What to do
• a. Answer each question from the TLT CV Inference Pipeline excerpt, one per line:
(i) Which two commands does it give for entering the scripts directory and making the scripts executable?
(ii) In which file can the general configuration for the deployed containers be viewed?
(iii) For which architectures do the scripts automatically pull containers and models?
• b. Resume the TLT CV Inference Pipeline excerpt, picking up after its final sentence.

Text excerpt

_ _ _ _ _ _ _

This page describes how to use the TLT CV Inference Pipeline Quick Start Scripts after the
:ref:`Installation Prerequisites<tlt_cv_inference_pipeline_install_prereq>` are installed.

The Quick Start Scripts hide container downloads, updates, model compilation, and more.
Here is a flow diagram of the Quick Start process:

.. image:: ../../content/tlt_cv_inf_pipeline_quick_start_flow.png

First, navigate to the directory that houses the scripts and ensure that they are executable:

.. code-block:: bash

    cd scripts
    chmod +x *.sh

All the scripts should be executed within this :code:`scripts` directory.

These scripts will automatically pull containers and models for x86 or aarch64 (Jetson).

Configuration
^^^^^^^^^^^^^

General configuration for the containers deployed using the Quick Start Scripts
can be viewed in the :code:`config.sh` file.
By default, the configuration file is set to launch all available containers
on the supported GPU, which is selected automatically based on the system architecture.

_ _ _ _ _ _ _

Data extract

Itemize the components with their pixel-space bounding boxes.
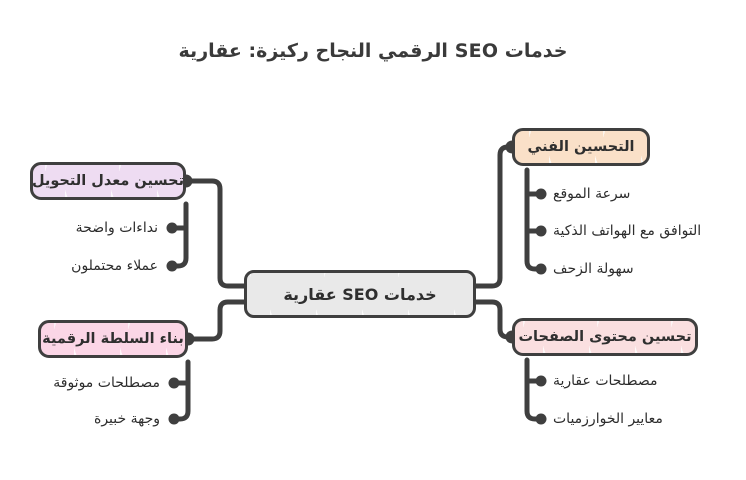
page-title: خدمات SEO الرقمي النجاح ركيزة: عقارية — [0, 40, 746, 62]
connector-layer — [0, 0, 746, 480]
leaf-technical-0[interactable]: سرعة الموقع — [553, 187, 630, 201]
wire-center-to-authority — [188, 302, 244, 339]
branch-node-authority[interactable]: بناء السلطة الرقمية — [38, 320, 188, 358]
dot-technical-leaf-2 — [536, 264, 547, 275]
leaf-authority-0[interactable]: مصطلحات موثوقة — [53, 376, 160, 390]
wire-center-to-onpage — [476, 302, 512, 337]
wire-center-to-conversion — [186, 181, 244, 286]
dot-technical-leaf-1 — [536, 226, 547, 237]
branch-node-technical-label: التحسين الفني — [528, 139, 635, 155]
spine-authority — [174, 362, 188, 419]
dot-onpage-leaf-1 — [536, 414, 547, 425]
branch-node-conversion-label: تحسين معدل التحويل — [32, 173, 184, 189]
branch-node-technical[interactable]: التحسين الفني — [512, 128, 650, 166]
branch-node-onpage-label: تحسين محتوى الصفحات — [518, 329, 691, 345]
dot-authority-leaf-1 — [169, 414, 180, 425]
central-node-label: خدمات SEO عقارية — [283, 285, 436, 304]
leaf-onpage-0[interactable]: مصطلحات عقارية — [553, 374, 658, 388]
leaf-conversion-1[interactable]: عملاء محتملون — [71, 259, 158, 273]
dot-technical-leaf-0 — [536, 189, 547, 200]
mindmap-canvas: خدمات SEO الرقمي النجاح ركيزة: عقارية — [0, 0, 746, 480]
dot-conversion-leaf-1 — [167, 261, 178, 272]
spine-technical — [527, 170, 541, 269]
branch-node-authority-label: بناء السلطة الرقمية — [42, 331, 184, 347]
leaf-technical-1[interactable]: التوافق مع الهواتف الذكية — [553, 224, 701, 238]
branch-node-conversion[interactable]: تحسين معدل التحويل — [30, 162, 186, 200]
branch-node-onpage[interactable]: تحسين محتوى الصفحات — [512, 318, 698, 356]
leaf-technical-2[interactable]: سهولة الزحف — [553, 262, 634, 276]
dot-conversion-leaf-0 — [167, 223, 178, 234]
leaf-authority-1[interactable]: وجهة خبيرة — [94, 412, 160, 426]
central-node[interactable]: خدمات SEO عقارية — [244, 270, 476, 318]
leaf-onpage-1[interactable]: معايير الخوارزميات — [553, 412, 663, 426]
spine-onpage — [527, 360, 541, 419]
leaf-conversion-0[interactable]: نداءات واضحة — [76, 221, 158, 235]
dot-onpage-leaf-0 — [536, 376, 547, 387]
wire-center-to-technical — [476, 147, 512, 286]
dot-authority-leaf-0 — [169, 378, 180, 389]
spine-conversion — [172, 204, 186, 266]
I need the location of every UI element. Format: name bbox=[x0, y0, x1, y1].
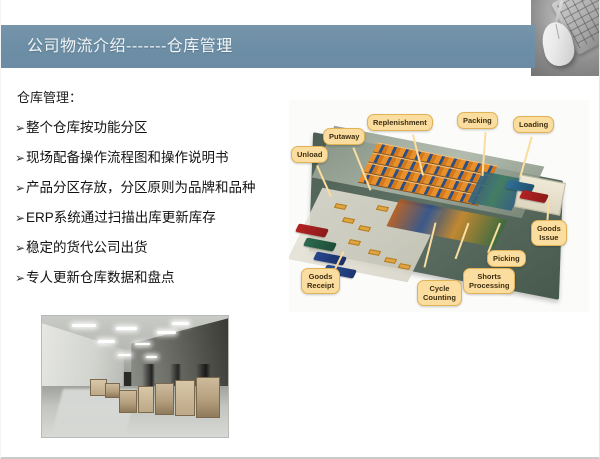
list-item: ➢ 专人更新仓库数据和盘点 bbox=[15, 268, 295, 298]
ceiling-light bbox=[172, 322, 189, 325]
cardboard-box bbox=[175, 380, 195, 416]
warehouse-process-isometric-diagram: Unload Putaway Replenishment Packing Loa… bbox=[289, 100, 589, 312]
computer-mouse-and-keyboard-photo bbox=[531, 0, 600, 76]
callout-putaway: Putaway bbox=[323, 128, 365, 145]
callout-label-line2: Receipt bbox=[307, 281, 334, 290]
callout-shorts-processing: Shorts Processing bbox=[463, 268, 515, 294]
presentation-slide: 公司物流介绍-------仓库管理 仓库管理： ➢ 整个仓库按功能分区 ➢ 现场… bbox=[0, 0, 600, 459]
list-item: ➢ 稳定的货代公司出货 bbox=[15, 238, 295, 268]
callout-picking: Picking bbox=[487, 250, 526, 267]
cardboard-box bbox=[138, 386, 154, 413]
callout-packing: Packing bbox=[457, 112, 498, 129]
slide-bottom-divider bbox=[1, 457, 599, 458]
bullet-arrow-icon: ➢ bbox=[15, 178, 26, 198]
callout-replenishment: Replenishment bbox=[367, 114, 433, 131]
callout-unload: Unload bbox=[291, 146, 328, 163]
page-title: 公司物流介绍-------仓库管理 bbox=[27, 33, 233, 60]
callout-label: Unload bbox=[297, 150, 322, 159]
bullet-arrow-icon: ➢ bbox=[15, 268, 26, 288]
bullet-arrow-icon: ➢ bbox=[15, 118, 26, 138]
callout-label-line2: Counting bbox=[423, 293, 456, 302]
photo-pallet-group bbox=[116, 372, 224, 420]
callout-label: Picking bbox=[493, 254, 520, 263]
bullet-arrow-icon: ➢ bbox=[15, 208, 26, 228]
callout-label: Packing bbox=[463, 116, 492, 125]
list-item: ➢ 整个仓库按功能分区 bbox=[15, 118, 295, 148]
callout-label: Replenishment bbox=[373, 118, 427, 127]
callout-cycle-counting: Cycle Counting bbox=[417, 280, 462, 306]
ceiling-light bbox=[118, 354, 131, 356]
warehouse-corridor-photo bbox=[41, 315, 229, 438]
callout-label: Loading bbox=[519, 120, 548, 129]
list-item: ➢ ERP系统通过扫描出库更新库存 bbox=[15, 208, 295, 238]
body-heading: 仓库管理： bbox=[17, 89, 82, 107]
list-item-label: 现场配备操作流程图和操作说明书 bbox=[26, 148, 229, 168]
list-item-label: 稳定的货代公司出货 bbox=[26, 238, 148, 258]
bullet-arrow-icon: ➢ bbox=[15, 148, 26, 168]
bullet-list: ➢ 整个仓库按功能分区 ➢ 现场配备操作流程图和操作说明书 ➢ 产品分区存放，分… bbox=[15, 118, 295, 298]
cardboard-box bbox=[196, 377, 220, 419]
photo-grayscale-overlay bbox=[531, 0, 600, 76]
callout-label-line1: Goods bbox=[309, 272, 333, 281]
ceiling-light bbox=[98, 340, 115, 343]
callout-loading: Loading bbox=[513, 116, 554, 133]
callout-label-line1: Shorts bbox=[477, 272, 501, 281]
callout-label: Putaway bbox=[329, 132, 359, 141]
list-item: ➢ 现场配备操作流程图和操作说明书 bbox=[15, 148, 295, 178]
list-item: ➢ 产品分区存放，分区原则为品牌和品种 bbox=[15, 178, 295, 208]
ceiling-light bbox=[116, 327, 136, 330]
callout-goods-issue: Goods Issue bbox=[531, 220, 567, 246]
callout-label-line2: Issue bbox=[539, 233, 558, 242]
cardboard-box bbox=[155, 383, 173, 415]
ceiling-light bbox=[157, 331, 176, 334]
cardboard-box bbox=[119, 390, 137, 413]
list-item-label: ERP系统通过扫描出库更新库存 bbox=[26, 208, 216, 228]
callout-label-line1: Cycle bbox=[429, 284, 449, 293]
bullet-arrow-icon: ➢ bbox=[15, 238, 26, 258]
callout-goods-receipt: Goods Receipt bbox=[301, 268, 340, 294]
cardboard-box bbox=[105, 383, 120, 399]
ceiling-light bbox=[135, 343, 150, 346]
list-item-label: 专人更新仓库数据和盘点 bbox=[26, 268, 175, 288]
ceiling-light bbox=[146, 356, 157, 358]
list-item-label: 产品分区存放，分区原则为品牌和品种 bbox=[26, 178, 256, 198]
list-item-label: 整个仓库按功能分区 bbox=[26, 118, 148, 138]
callout-label-line1: Goods bbox=[537, 224, 561, 233]
callout-label-line2: Processing bbox=[469, 281, 509, 290]
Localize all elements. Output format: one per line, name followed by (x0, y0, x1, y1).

_ _ _ _ _ _ _

Written answers
• a.
(i) cd scripts and chmod +x *.sh
(ii) config.sh
(iii) x86 or aarch64 (Jetson)

• b.
If you would like to use a video handle, ensure your video device handle
(for example, :code:`/dev/video0`) has been entered in :code:`config.sh` to make it
discoverable to the relevant Client container.

.. Note:: Make note of the resolutions and FPS support for your video handle (e.g. using
          the command :code:`v4l2-ctl --list-formats-ext`).

Models are automatically downloaded to the host machine at the location
(absolute path) specified by the variable :code:`models_location` inside the :code:`config.sh`.
This location becomes important in the context of retraining and replacing the TensorRT models.

By default, deployable TLT models come encrypted with their own keys.
The keys listed in the config are specific to these models and do not need to be modified
unless a user wishes to work with retrained and re-encrypted TLT models.

The :code:`config.sh` file contains a field to specify a volume mount for the sample
applications. This would be useful in the case of a user wanting to modify
applications and saving that new source to the host machine as opposed to the
container (which if exited can result in loss of modifications).

All of the configuration options are documented within the configuration file itself.

.. Note:: The NVIDIA Triton server will be listening/broadcasting on ports :code:`8001`
          for gRPC, :code:`8000` for HTTP, and :code:`8002` for Triton metrics.


Initialization
^^^^^^^^^^^^^^

Run the following:

.. code-block:: bash

    bash tlt_cv_init.sh

The :code:`tlt_cv_init.sh` script will pull all the relevant containers and models
to the machine. It will also download specific 3rd party dependencies to our client
container.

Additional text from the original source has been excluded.